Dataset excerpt
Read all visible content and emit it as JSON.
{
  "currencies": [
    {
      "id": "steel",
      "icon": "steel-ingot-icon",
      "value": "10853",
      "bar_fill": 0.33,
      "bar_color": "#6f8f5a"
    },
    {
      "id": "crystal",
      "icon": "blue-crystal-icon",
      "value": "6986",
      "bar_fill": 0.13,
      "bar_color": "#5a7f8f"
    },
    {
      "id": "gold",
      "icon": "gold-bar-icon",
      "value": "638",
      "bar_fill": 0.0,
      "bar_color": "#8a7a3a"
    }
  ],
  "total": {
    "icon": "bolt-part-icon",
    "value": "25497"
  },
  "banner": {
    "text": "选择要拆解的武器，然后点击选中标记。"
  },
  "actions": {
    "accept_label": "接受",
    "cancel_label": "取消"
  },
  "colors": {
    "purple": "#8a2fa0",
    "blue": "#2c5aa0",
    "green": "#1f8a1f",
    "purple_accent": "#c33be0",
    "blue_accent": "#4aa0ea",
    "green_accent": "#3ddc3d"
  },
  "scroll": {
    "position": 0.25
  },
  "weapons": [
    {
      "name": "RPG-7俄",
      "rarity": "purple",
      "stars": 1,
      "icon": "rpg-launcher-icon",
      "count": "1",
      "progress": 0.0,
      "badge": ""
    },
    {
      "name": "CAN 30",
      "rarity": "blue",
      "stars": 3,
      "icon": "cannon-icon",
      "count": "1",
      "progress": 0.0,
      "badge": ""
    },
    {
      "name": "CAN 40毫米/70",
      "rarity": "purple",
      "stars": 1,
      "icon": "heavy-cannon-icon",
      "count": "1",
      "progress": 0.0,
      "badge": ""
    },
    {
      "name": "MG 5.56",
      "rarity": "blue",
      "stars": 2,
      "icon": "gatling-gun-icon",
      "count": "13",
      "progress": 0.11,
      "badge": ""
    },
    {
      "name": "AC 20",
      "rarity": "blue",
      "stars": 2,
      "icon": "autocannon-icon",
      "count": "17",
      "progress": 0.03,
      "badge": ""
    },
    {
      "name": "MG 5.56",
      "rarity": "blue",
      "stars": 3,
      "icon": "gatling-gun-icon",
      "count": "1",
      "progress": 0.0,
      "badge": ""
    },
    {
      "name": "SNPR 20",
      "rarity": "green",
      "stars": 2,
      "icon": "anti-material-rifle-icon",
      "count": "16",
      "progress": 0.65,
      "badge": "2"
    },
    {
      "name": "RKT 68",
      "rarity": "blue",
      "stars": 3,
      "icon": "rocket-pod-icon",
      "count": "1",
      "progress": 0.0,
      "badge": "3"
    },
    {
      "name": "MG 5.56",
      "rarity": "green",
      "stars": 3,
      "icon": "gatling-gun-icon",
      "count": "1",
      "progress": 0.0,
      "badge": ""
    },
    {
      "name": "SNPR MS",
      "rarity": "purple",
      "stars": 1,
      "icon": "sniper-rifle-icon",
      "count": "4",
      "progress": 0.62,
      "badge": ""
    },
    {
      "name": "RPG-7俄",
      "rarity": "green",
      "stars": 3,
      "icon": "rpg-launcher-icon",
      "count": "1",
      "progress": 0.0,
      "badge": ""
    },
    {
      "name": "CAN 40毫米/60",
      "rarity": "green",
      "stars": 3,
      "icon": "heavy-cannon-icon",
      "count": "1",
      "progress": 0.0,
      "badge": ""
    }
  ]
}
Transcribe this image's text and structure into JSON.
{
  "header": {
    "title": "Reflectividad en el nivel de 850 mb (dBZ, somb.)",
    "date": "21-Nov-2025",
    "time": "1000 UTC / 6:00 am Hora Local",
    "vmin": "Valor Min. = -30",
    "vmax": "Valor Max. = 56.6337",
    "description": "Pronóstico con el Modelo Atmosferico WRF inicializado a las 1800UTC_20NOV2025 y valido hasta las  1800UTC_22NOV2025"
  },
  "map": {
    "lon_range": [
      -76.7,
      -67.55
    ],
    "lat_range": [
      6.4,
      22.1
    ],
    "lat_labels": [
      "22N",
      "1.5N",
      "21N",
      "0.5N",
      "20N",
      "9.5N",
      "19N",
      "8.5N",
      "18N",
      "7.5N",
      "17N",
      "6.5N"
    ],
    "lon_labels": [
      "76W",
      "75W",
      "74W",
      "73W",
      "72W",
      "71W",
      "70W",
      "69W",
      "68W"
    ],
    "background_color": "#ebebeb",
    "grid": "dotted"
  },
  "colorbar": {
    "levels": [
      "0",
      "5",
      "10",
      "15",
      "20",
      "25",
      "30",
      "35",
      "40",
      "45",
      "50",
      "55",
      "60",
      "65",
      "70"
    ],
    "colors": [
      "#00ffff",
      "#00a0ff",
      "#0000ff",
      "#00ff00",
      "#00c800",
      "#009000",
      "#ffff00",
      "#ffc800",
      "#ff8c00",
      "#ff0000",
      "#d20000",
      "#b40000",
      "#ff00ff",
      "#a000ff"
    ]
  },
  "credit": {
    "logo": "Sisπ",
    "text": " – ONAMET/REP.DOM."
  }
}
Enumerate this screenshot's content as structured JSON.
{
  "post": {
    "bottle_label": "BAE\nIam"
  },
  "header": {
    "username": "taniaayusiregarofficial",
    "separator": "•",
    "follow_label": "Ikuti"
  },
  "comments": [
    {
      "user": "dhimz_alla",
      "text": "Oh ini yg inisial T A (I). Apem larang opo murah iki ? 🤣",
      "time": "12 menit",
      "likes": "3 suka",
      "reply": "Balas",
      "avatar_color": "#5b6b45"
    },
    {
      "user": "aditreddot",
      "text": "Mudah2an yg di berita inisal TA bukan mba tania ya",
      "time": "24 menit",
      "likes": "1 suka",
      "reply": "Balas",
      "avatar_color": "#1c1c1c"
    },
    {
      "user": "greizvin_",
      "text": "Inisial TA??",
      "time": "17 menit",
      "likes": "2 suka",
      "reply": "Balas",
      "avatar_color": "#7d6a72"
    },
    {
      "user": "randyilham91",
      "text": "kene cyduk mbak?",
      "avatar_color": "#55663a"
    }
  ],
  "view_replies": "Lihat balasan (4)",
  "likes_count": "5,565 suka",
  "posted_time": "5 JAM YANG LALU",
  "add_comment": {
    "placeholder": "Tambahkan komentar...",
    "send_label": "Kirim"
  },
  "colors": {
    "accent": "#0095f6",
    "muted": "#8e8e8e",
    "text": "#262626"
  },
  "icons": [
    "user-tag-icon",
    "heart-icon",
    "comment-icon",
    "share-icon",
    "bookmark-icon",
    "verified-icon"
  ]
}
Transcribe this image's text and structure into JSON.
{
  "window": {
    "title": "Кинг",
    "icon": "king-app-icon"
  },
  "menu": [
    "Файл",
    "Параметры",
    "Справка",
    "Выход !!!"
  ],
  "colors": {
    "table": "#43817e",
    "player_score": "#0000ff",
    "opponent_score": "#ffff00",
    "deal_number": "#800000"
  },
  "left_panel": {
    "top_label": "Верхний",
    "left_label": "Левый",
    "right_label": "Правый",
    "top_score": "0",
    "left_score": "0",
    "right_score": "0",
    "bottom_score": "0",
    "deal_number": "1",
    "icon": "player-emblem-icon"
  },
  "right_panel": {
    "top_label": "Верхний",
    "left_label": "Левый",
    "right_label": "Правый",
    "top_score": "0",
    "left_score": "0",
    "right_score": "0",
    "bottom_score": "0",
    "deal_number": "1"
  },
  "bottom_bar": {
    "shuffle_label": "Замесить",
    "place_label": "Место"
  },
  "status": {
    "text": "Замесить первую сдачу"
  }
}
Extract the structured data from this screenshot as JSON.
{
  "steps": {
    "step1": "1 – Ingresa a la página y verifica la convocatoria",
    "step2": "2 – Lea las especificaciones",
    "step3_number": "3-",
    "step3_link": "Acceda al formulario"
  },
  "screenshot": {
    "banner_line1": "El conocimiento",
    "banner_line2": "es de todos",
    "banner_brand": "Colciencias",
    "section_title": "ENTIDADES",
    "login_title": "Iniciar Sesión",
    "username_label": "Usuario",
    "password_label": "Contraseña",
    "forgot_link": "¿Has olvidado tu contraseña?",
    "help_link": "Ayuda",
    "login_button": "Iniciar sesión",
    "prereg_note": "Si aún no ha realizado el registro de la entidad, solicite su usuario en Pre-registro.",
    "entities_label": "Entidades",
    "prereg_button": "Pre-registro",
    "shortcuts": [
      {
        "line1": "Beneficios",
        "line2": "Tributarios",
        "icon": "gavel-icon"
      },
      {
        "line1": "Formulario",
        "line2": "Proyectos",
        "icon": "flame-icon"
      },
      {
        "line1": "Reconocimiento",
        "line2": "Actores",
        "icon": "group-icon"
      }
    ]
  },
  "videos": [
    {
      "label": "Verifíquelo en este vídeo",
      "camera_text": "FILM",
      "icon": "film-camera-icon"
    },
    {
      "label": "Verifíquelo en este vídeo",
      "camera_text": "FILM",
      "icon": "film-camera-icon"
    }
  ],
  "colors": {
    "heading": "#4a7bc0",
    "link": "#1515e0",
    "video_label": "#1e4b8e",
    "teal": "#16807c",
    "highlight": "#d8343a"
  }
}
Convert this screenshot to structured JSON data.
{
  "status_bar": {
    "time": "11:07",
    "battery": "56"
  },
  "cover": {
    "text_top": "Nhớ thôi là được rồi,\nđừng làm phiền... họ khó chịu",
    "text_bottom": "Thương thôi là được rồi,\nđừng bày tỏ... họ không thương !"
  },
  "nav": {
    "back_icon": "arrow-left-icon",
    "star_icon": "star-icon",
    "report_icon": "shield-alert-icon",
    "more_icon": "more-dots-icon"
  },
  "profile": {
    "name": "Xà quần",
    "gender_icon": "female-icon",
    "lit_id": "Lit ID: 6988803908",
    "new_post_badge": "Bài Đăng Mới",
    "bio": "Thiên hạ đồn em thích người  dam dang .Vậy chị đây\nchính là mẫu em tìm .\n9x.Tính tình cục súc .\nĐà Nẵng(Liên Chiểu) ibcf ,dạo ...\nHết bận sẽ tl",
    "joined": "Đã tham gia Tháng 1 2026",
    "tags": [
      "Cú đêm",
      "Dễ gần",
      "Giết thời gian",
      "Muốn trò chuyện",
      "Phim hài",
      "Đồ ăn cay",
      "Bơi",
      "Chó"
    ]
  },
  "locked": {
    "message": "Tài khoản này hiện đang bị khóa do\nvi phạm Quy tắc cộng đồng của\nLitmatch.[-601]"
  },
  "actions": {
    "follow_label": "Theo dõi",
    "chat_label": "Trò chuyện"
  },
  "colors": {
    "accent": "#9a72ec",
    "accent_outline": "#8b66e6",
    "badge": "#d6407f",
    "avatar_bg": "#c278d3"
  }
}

*WORK TO COMPLETE*: Only the number is needed: state how many lines in the listing contain "this".

*CORRECT ANSWER*: 5